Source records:
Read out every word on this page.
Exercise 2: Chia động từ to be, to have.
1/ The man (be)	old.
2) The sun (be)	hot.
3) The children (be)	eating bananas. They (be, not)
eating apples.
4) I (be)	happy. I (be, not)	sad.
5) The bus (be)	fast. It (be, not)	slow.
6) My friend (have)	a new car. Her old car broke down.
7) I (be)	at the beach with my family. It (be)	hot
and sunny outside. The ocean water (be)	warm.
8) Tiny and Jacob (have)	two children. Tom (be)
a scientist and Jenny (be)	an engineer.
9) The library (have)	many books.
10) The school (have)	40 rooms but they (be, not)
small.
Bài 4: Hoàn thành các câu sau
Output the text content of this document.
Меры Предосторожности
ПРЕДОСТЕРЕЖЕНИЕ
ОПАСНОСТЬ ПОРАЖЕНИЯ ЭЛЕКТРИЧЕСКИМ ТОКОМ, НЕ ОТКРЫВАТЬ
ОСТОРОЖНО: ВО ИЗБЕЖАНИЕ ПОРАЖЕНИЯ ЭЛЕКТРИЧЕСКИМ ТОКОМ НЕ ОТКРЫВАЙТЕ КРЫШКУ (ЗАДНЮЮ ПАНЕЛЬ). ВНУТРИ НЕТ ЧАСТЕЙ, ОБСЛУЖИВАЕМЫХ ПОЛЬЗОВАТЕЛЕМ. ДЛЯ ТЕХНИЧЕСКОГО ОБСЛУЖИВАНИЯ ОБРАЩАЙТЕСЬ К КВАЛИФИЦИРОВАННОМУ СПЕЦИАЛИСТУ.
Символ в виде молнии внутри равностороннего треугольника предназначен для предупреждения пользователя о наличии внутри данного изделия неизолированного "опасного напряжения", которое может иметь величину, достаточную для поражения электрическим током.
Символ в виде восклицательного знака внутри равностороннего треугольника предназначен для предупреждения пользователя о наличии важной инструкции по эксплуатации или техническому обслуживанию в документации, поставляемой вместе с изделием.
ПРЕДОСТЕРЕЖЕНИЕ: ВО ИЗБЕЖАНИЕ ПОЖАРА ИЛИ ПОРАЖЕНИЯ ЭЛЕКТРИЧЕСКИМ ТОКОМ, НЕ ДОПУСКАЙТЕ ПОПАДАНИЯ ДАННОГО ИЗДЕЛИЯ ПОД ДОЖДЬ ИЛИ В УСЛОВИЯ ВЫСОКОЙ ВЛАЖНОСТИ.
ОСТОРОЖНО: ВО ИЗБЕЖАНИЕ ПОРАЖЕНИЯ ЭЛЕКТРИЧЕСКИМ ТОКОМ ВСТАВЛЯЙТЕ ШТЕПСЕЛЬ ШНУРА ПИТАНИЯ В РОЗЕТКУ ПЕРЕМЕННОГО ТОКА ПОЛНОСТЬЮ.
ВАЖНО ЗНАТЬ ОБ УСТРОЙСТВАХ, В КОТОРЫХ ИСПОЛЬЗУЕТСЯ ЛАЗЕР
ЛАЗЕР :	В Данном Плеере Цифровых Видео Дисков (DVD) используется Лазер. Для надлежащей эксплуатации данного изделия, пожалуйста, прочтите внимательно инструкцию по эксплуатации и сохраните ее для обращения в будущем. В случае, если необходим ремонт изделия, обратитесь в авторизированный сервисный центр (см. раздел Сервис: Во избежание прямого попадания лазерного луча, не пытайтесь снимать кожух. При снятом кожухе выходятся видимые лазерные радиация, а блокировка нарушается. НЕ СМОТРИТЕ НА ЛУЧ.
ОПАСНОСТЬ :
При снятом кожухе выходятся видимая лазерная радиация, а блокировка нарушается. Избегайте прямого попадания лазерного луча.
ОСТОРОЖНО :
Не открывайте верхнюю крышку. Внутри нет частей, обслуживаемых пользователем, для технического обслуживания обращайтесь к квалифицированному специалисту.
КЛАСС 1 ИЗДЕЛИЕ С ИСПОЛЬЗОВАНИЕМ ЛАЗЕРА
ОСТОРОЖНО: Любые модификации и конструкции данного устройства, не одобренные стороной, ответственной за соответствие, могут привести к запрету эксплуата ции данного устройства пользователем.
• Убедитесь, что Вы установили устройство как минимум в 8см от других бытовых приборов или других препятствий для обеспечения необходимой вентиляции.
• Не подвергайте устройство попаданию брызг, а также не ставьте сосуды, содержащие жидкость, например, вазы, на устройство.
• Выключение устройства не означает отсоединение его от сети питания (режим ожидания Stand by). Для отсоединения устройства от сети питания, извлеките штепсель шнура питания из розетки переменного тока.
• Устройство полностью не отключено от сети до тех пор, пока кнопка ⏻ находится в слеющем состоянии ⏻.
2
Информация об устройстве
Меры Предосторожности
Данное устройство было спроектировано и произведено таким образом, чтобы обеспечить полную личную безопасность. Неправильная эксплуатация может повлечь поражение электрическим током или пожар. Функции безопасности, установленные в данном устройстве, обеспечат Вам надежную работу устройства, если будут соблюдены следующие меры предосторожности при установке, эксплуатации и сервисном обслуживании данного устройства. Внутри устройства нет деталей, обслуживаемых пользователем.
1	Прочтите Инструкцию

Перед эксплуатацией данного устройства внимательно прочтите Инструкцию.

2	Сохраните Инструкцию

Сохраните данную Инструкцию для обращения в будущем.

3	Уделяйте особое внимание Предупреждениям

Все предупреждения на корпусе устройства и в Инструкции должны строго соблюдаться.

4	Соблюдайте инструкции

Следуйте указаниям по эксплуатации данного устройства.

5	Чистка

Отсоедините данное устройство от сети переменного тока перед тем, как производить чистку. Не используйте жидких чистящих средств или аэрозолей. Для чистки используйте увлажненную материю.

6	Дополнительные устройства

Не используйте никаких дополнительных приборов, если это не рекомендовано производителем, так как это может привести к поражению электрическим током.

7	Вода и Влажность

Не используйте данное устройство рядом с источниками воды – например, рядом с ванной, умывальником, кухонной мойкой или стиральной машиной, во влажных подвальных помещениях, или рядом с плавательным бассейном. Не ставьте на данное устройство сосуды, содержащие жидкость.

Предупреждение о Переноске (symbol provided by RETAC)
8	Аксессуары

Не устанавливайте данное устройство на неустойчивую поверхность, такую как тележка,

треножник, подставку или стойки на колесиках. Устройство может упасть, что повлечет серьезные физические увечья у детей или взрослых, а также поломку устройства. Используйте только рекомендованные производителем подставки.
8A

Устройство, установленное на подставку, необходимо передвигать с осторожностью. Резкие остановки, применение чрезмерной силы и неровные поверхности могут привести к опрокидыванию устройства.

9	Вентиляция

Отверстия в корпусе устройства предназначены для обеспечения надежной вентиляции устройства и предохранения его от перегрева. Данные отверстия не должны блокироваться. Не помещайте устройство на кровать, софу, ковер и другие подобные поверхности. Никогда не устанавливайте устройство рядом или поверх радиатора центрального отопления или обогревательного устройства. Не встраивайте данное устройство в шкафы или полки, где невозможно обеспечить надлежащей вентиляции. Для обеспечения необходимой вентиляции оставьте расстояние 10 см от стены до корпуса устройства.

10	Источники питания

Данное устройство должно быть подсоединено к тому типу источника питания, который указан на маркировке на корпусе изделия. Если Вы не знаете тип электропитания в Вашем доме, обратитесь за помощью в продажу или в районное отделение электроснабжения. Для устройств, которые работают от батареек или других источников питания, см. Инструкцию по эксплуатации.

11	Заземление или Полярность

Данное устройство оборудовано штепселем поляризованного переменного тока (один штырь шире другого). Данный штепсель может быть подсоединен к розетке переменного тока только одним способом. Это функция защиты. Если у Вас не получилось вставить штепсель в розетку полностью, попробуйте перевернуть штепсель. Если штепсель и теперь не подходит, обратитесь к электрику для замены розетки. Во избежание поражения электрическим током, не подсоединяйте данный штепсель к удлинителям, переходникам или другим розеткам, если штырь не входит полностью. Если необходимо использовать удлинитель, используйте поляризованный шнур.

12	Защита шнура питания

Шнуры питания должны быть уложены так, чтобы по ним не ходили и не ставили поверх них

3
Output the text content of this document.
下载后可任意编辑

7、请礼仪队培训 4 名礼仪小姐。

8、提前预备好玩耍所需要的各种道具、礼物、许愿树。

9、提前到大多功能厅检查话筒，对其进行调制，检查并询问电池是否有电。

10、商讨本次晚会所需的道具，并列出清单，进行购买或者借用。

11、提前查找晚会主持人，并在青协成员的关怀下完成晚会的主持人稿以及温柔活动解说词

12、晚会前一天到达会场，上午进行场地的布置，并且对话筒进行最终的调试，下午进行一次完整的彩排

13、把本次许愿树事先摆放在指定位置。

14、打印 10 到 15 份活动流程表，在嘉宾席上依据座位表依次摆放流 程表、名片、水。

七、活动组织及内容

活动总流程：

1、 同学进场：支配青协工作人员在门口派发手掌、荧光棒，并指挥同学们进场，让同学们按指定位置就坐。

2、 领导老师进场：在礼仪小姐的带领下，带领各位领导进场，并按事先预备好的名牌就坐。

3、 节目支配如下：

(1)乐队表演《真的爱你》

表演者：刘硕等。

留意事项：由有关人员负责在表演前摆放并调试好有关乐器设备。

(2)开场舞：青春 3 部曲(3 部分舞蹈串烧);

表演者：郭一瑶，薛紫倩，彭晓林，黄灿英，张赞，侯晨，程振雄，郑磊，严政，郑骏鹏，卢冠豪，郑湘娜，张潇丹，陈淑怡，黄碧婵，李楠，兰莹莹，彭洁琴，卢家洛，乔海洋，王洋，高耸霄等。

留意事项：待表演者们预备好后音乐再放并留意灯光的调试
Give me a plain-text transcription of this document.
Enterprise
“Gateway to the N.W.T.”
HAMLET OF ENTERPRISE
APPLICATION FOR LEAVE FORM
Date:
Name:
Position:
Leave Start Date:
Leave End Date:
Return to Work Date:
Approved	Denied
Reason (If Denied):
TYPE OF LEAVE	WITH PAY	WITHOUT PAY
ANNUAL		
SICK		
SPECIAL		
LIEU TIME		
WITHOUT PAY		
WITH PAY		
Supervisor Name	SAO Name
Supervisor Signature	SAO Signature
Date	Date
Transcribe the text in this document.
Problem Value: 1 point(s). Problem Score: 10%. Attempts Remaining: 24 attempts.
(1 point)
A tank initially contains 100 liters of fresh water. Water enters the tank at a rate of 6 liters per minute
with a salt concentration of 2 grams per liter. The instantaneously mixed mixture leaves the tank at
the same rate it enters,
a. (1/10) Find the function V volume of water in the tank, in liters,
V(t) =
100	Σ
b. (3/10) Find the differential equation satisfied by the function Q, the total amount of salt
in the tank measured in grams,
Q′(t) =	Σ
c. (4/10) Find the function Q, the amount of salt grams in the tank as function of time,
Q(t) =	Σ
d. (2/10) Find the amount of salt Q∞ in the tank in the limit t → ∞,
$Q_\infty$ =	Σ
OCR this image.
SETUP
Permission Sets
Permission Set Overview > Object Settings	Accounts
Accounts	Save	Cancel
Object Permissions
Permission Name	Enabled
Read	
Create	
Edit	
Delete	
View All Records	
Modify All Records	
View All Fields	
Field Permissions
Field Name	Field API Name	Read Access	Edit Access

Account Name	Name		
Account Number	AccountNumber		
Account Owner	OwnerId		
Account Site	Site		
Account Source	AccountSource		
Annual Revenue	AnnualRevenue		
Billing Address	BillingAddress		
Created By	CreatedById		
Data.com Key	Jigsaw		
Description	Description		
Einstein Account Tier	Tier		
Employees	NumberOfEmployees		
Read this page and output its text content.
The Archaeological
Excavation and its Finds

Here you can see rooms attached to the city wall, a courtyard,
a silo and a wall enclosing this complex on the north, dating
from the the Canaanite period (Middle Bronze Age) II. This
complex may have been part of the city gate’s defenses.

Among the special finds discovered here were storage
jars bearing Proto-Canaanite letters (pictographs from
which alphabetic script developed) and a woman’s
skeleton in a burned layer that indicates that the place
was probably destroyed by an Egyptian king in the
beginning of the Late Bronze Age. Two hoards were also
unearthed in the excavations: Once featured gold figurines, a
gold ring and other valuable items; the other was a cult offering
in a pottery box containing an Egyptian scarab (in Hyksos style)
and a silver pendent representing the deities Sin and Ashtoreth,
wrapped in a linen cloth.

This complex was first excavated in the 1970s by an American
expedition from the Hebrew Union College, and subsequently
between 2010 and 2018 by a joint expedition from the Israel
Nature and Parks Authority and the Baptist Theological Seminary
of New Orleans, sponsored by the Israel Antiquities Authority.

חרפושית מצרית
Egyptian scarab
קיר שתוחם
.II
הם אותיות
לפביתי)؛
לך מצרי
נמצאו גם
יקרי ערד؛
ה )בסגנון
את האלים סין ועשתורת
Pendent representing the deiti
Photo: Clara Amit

◆ **Set task**
Collect each line above holding the string "Permissions".

◆ **Response for this exercise**
Object Permissions
Field Permissions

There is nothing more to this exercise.